### Job
Identify the line with "Read all visible"; copy word for word that line and every one after it, to the end of the listing. Exclude pictures.
/---
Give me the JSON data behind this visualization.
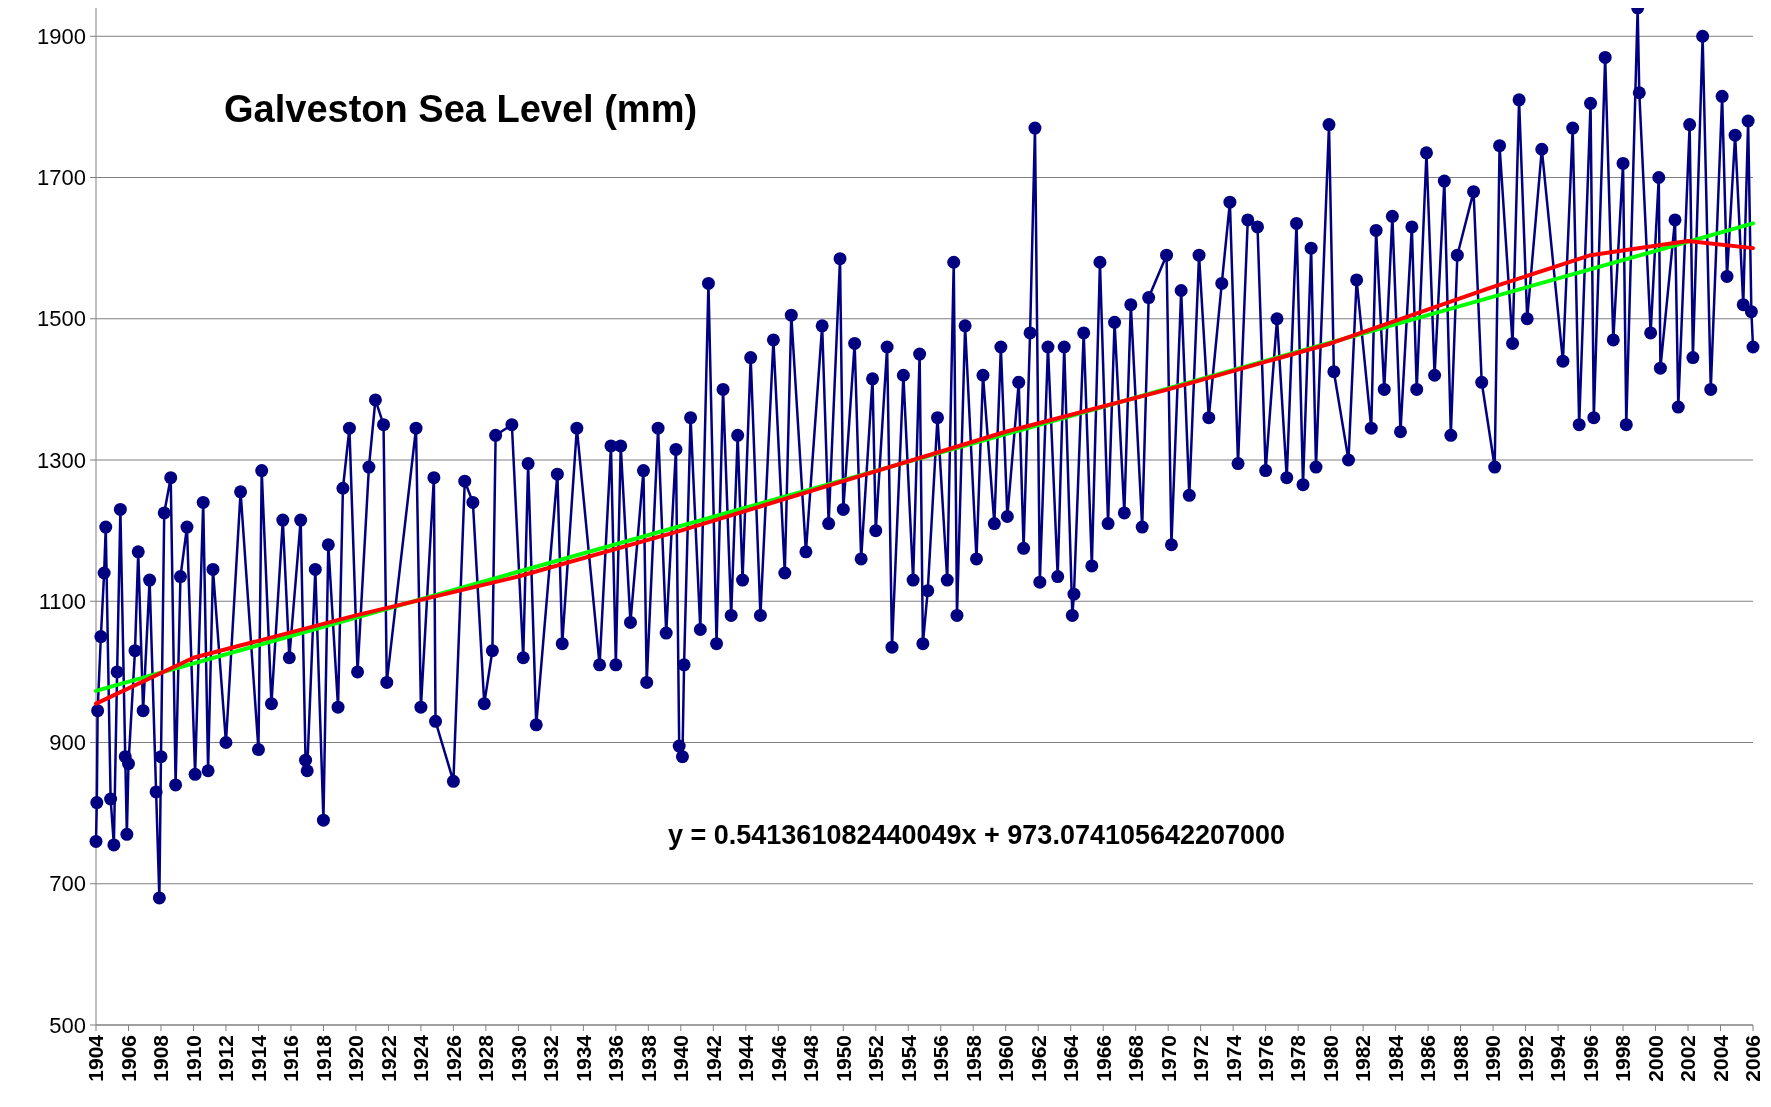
{
  "chart_data": {
    "type": "line",
    "title": "Galveston Sea Level (mm)",
    "annotations": [
      "y = 0.541361082440049x + 973.074105642207000"
    ],
    "xlim": [
      1904,
      2006
    ],
    "xticks": [
      1904,
      1906,
      1908,
      1910,
      1912,
      1914,
      1916,
      1918,
      1920,
      1922,
      1924,
      1926,
      1928,
      1930,
      1932,
      1934,
      1936,
      1938,
      1940,
      1942,
      1944,
      1946,
      1948,
      1950,
      1952,
      1954,
      1956,
      1958,
      1960,
      1962,
      1964,
      1966,
      1968,
      1970,
      1972,
      1974,
      1976,
      1978,
      1980,
      1982,
      1984,
      1986,
      1988,
      1990,
      1992,
      1994,
      1996,
      1998,
      2000,
      2002,
      2004,
      2006
    ],
    "ylim": [
      500,
      1940
    ],
    "yticks": [
      500,
      700,
      900,
      1100,
      1300,
      1500,
      1700,
      1900
    ],
    "grid": "y",
    "marker": "circle",
    "line_style": "solid",
    "series": [
      {
        "color": "#000080",
        "x": [
          1904.0,
          1904.05,
          1904.1,
          1904.3,
          1904.5,
          1904.6,
          1904.9,
          1905.1,
          1905.3,
          1905.5,
          1905.8,
          1905.9,
          1906.0,
          1906.4,
          1906.6,
          1906.9,
          1907.3,
          1907.7,
          1907.9,
          1908.0,
          1908.2,
          1908.6,
          1908.9,
          1909.2,
          1909.6,
          1910.1,
          1910.6,
          1910.9,
          1911.2,
          1912.0,
          1912.9,
          1914.0,
          1914.2,
          1914.8,
          1915.5,
          1915.9,
          1916.6,
          1916.9,
          1917.0,
          1917.5,
          1918.0,
          1918.3,
          1918.9,
          1919.2,
          1919.6,
          1920.1,
          1920.8,
          1921.2,
          1921.7,
          1921.9,
          1923.7,
          1924.0,
          1924.8,
          1924.9,
          1926.0,
          1926.7,
          1927.2,
          1927.9,
          1928.4,
          1928.6,
          1929.6,
          1930.3,
          1930.6,
          1931.1,
          1932.4,
          1932.7,
          1933.6,
          1935.0,
          1935.7,
          1936.0,
          1936.3,
          1936.9,
          1937.7,
          1937.9,
          1938.6,
          1939.1,
          1939.7,
          1939.9,
          1940.1,
          1940.2,
          1940.6,
          1941.2,
          1941.7,
          1942.2,
          1942.6,
          1943.1,
          1943.5,
          1943.8,
          1944.3,
          1944.9,
          1945.7,
          1946.4,
          1946.8,
          1947.7,
          1948.7,
          1949.1,
          1949.8,
          1950.0,
          1950.7,
          1951.1,
          1951.8,
          1952.0,
          1952.7,
          1953.0,
          1953.7,
          1954.3,
          1954.7,
          1954.9,
          1955.2,
          1955.8,
          1956.4,
          1956.8,
          1957.0,
          1957.5,
          1958.2,
          1958.6,
          1959.3,
          1959.7,
          1960.1,
          1960.8,
          1961.1,
          1961.5,
          1961.8,
          1962.1,
          1962.6,
          1963.2,
          1963.6,
          1964.1,
          1964.2,
          1964.8,
          1965.3,
          1965.8,
          1966.3,
          1966.7,
          1967.3,
          1967.7,
          1968.4,
          1968.8,
          1969.9,
          1970.2,
          1970.8,
          1971.3,
          1971.9,
          1972.5,
          1973.3,
          1973.8,
          1974.3,
          1974.9,
          1975.5,
          1976.0,
          1976.7,
          1977.3,
          1977.9,
          1978.3,
          1978.8,
          1979.1,
          1979.9,
          1980.2,
          1981.1,
          1981.6,
          1982.5,
          1982.8,
          1983.3,
          1983.8,
          1984.3,
          1985.0,
          1985.3,
          1985.9,
          1986.4,
          1987.0,
          1987.4,
          1987.8,
          1988.8,
          1989.3,
          1990.1,
          1990.4,
          1991.2,
          1991.6,
          1992.1,
          1993.0,
          1994.3,
          1994.9,
          1995.3,
          1996.0,
          1996.2,
          1996.9,
          1997.4,
          1998.0,
          1998.2,
          1998.9,
          1999.0,
          1999.7,
          2000.2,
          2000.3,
          2001.2,
          2001.4,
          2002.1,
          2002.3,
          2002.9,
          2003.4,
          2004.1,
          2004.4,
          2004.9,
          2005.4,
          2005.7,
          2005.9,
          2006.0
        ],
        "values": [
          760,
          815,
          945,
          1050,
          1140,
          1205,
          820,
          755,
          1000,
          1230,
          880,
          770,
          870,
          1030,
          1170,
          945,
          1130,
          830,
          680,
          880,
          1225,
          1275,
          840,
          1135,
          1205,
          855,
          1240,
          860,
          1145,
          900,
          1255,
          890,
          1285,
          955,
          1215,
          1020,
          1215,
          875,
          860,
          1145,
          790,
          1180,
          950,
          1260,
          1345,
          1000,
          1290,
          1385,
          1350,
          985,
          1345,
          950,
          1275,
          930,
          845,
          1270,
          1240,
          955,
          1030,
          1335,
          1350,
          1020,
          1295,
          925,
          1280,
          1040,
          1345,
          1010,
          1320,
          1010,
          1320,
          1070,
          1285,
          985,
          1345,
          1055,
          1315,
          895,
          880,
          1010,
          1360,
          1060,
          1550,
          1040,
          1400,
          1080,
          1335,
          1130,
          1445,
          1080,
          1470,
          1140,
          1505,
          1170,
          1490,
          1210,
          1585,
          1230,
          1465,
          1160,
          1415,
          1200,
          1460,
          1035,
          1420,
          1130,
          1450,
          1040,
          1115,
          1360,
          1130,
          1580,
          1080,
          1490,
          1160,
          1420,
          1210,
          1460,
          1220,
          1410,
          1175,
          1480,
          1770,
          1127,
          1460,
          1135,
          1460,
          1080,
          1110,
          1480,
          1150,
          1580,
          1210,
          1495,
          1225,
          1520,
          1205,
          1530,
          1590,
          1180,
          1540,
          1250,
          1590,
          1360,
          1550,
          1665,
          1295,
          1640,
          1630,
          1285,
          1500,
          1275,
          1635,
          1265,
          1600,
          1290,
          1775,
          1425,
          1300,
          1555,
          1345,
          1625,
          1400,
          1645,
          1340,
          1630,
          1400,
          1735,
          1420,
          1695,
          1335,
          1590,
          1680,
          1410,
          1290,
          1745,
          1465,
          1810,
          1500,
          1740,
          1440,
          1770,
          1350,
          1805,
          1360,
          1870,
          1470,
          1720,
          1350,
          1940,
          1820,
          1480,
          1700,
          1430,
          1640,
          1375,
          1775,
          1445,
          1900,
          1400,
          1815,
          1560,
          1760,
          1520,
          1780,
          1510,
          1460
        ]
      },
      {
        "color": "#00ff00",
        "marker": "none",
        "x": [
          1904,
          2006
        ],
        "values": [
          973,
          1635
        ]
      },
      {
        "color": "#ff0000",
        "marker": "none",
        "x": [
          1904,
          1910,
          1920,
          1930,
          1940,
          1950,
          1960,
          1970,
          1980,
          1990,
          1996,
          2002,
          2006
        ],
        "values": [
          955,
          1020,
          1080,
          1135,
          1200,
          1270,
          1340,
          1400,
          1465,
          1545,
          1590,
          1610,
          1600
        ]
      }
    ]
  }
}
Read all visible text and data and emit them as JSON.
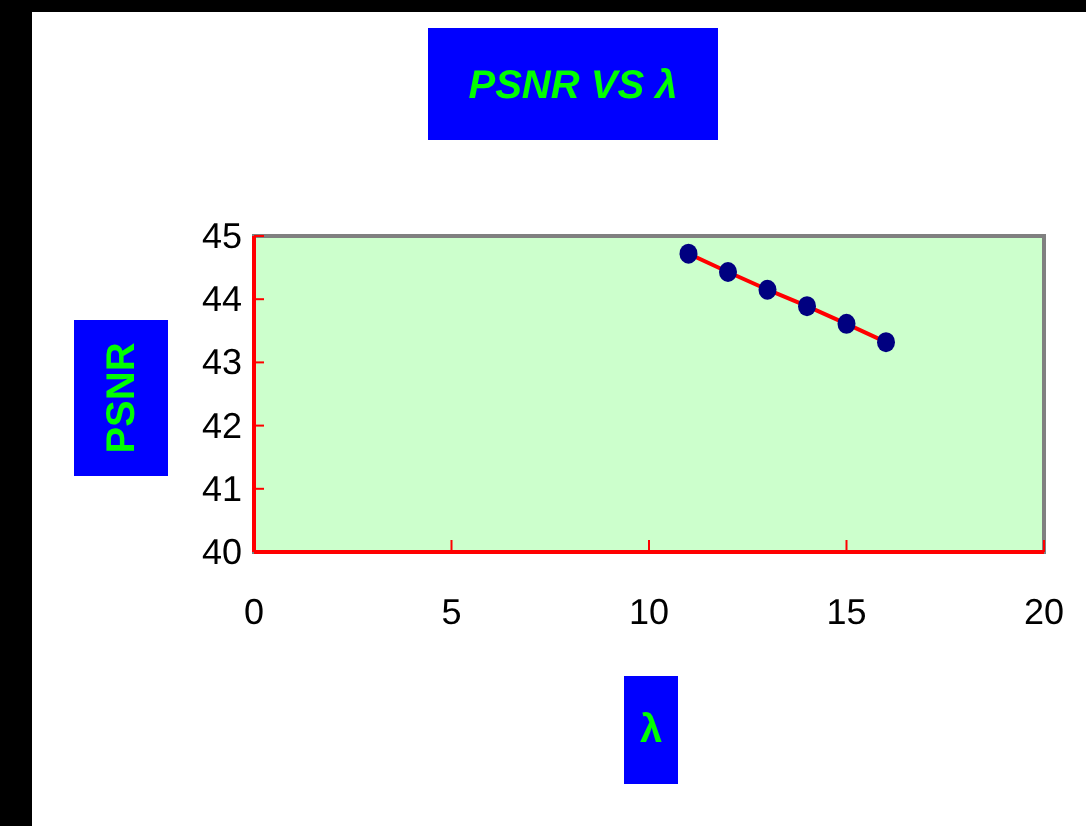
{
  "chart_data": {
    "type": "line",
    "title": "PSNR VS λ",
    "xlabel": "λ",
    "ylabel": "PSNR",
    "x": [
      11,
      12,
      13,
      14,
      15,
      16
    ],
    "series": [
      {
        "color": "#ff0000",
        "values": [
          44.72,
          44.43,
          44.15,
          43.89,
          43.61,
          43.32
        ]
      }
    ],
    "marker": "circle",
    "line_style": "solid",
    "xlim": [
      0,
      20
    ],
    "xticks": [
      0,
      5,
      10,
      15,
      20
    ],
    "ylim": [
      40,
      45
    ],
    "yticks": [
      40,
      41,
      42,
      43,
      44,
      45
    ],
    "grid": false
  }
}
\---
### Reply
Read all visible text and data and emit them as JSON.
{
  "chart_data": {
    "type": "line",
    "title": "PSNR VS λ",
    "xlabel": "λ",
    "ylabel": "PSNR",
    "x": [
      11,
      12,
      13,
      14,
      15,
      16
    ],
    "series": [
      {
        "color": "#ff0000",
        "values": [
          44.72,
          44.43,
          44.15,
          43.89,
          43.61,
          43.32
        ]
      }
    ],
    "marker": "circle",
    "line_style": "solid",
    "xlim": [
      0,
      20
    ],
    "xticks": [
      0,
      5,
      10,
      15,
      20
    ],
    "ylim": [
      40,
      45
    ],
    "yticks": [
      40,
      41,
      42,
      43,
      44,
      45
    ],
    "grid": false
  }
}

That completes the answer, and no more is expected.